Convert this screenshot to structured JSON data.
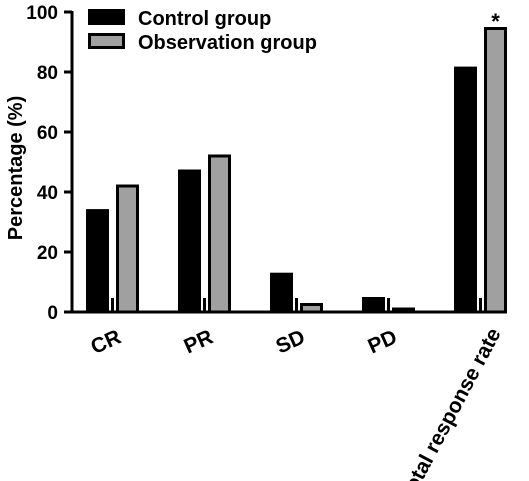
{
  "chart_data": {
    "type": "bar",
    "title": "",
    "xlabel": "",
    "ylabel": "Percentage (%)",
    "ylim": [
      0,
      100
    ],
    "yticks": [
      0,
      20,
      40,
      60,
      80,
      100
    ],
    "categories": [
      "CR",
      "PR",
      "SD",
      "PD",
      "Total response rate"
    ],
    "series": [
      {
        "name": "Control group",
        "color": "#000000",
        "values": [
          34.3,
          47.5,
          13.1,
          5.0,
          81.8
        ]
      },
      {
        "name": "Observation group",
        "color": "#a0a0a0",
        "values": [
          42.5,
          52.5,
          3.0,
          1.5,
          95.0
        ]
      }
    ],
    "annotations": [
      {
        "category": "Total response rate",
        "series": "Observation group",
        "text": "*"
      }
    ],
    "grid": false,
    "legend_position": "top-left"
  }
}
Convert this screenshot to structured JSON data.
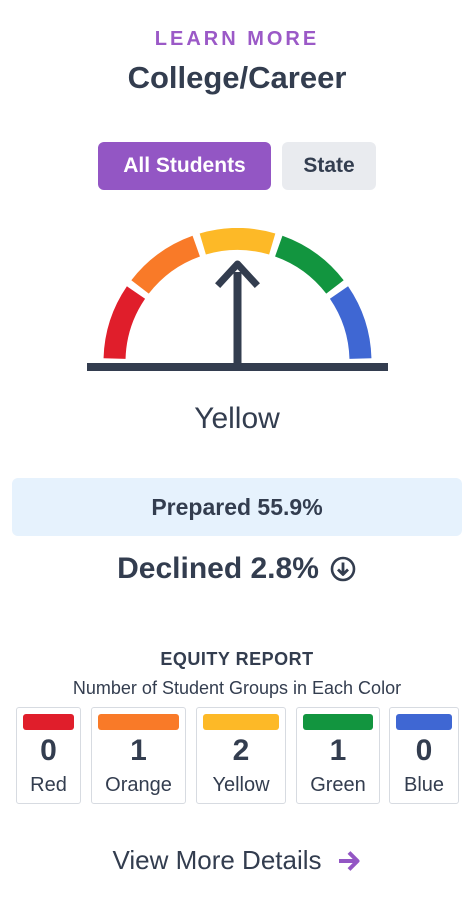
{
  "header": {
    "eyebrow": "LEARN MORE",
    "title": "College/Career"
  },
  "toggles": {
    "all_students": "All Students",
    "state": "State",
    "selected": "All Students"
  },
  "gauge": {
    "status": "Yellow",
    "pointer_level": "yellow",
    "segment_colors": {
      "red": "#e01e2b",
      "orange": "#f97a28",
      "yellow": "#fdb927",
      "green": "#12953f",
      "blue": "#3f67d3"
    },
    "needle_color": "#333d4f"
  },
  "prepared": {
    "text": "Prepared 55.9%"
  },
  "change": {
    "text": "Declined 2.8%",
    "icon": "arrow-down-circle-icon"
  },
  "equity": {
    "heading": "EQUITY REPORT",
    "subtitle": "Number of Student Groups in Each Color",
    "groups": [
      {
        "label": "Red",
        "count": "0",
        "color": "#e01e2b"
      },
      {
        "label": "Orange",
        "count": "1",
        "color": "#f97a28"
      },
      {
        "label": "Yellow",
        "count": "2",
        "color": "#fdb927"
      },
      {
        "label": "Green",
        "count": "1",
        "color": "#12953f"
      },
      {
        "label": "Blue",
        "count": "0",
        "color": "#3f67d3"
      }
    ]
  },
  "footer": {
    "view_more": "View More Details",
    "icon": "arrow-right-icon",
    "icon_color": "#9356c4"
  }
}
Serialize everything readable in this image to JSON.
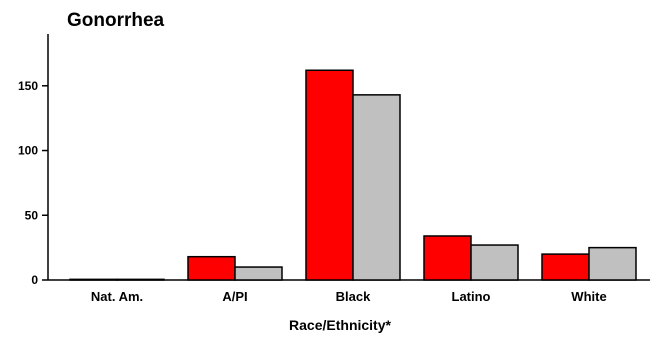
{
  "chart_data": {
    "type": "bar",
    "title": "Gonorrhea",
    "xlabel": "Race/Ethnicity*",
    "ylabel": "",
    "ylim": [
      0,
      190
    ],
    "yticks": [
      0,
      50,
      100,
      150
    ],
    "categories": [
      "Nat. Am.",
      "A/PI",
      "Black",
      "Latino",
      "White"
    ],
    "series": [
      {
        "color": "#ff0000",
        "values": [
          0.5,
          18,
          162,
          34,
          20
        ]
      },
      {
        "color": "#c0c0c0",
        "values": [
          0.5,
          10,
          143,
          27,
          25
        ]
      }
    ],
    "grid": false,
    "legend": "none"
  }
}
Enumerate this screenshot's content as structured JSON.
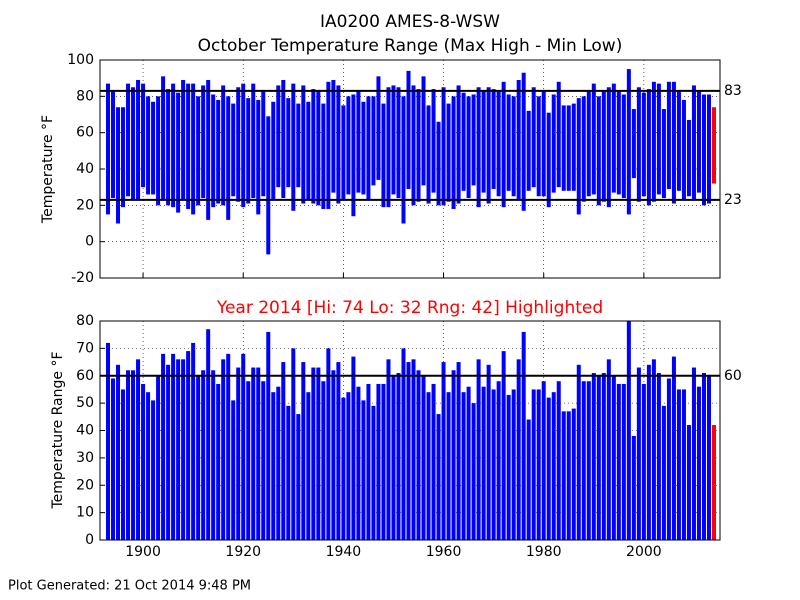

Task statement: Pick out the lines above that hold the string "Observation" and show them.

Exercise output:
        "name": "Observation group",
        "series": "Observation group",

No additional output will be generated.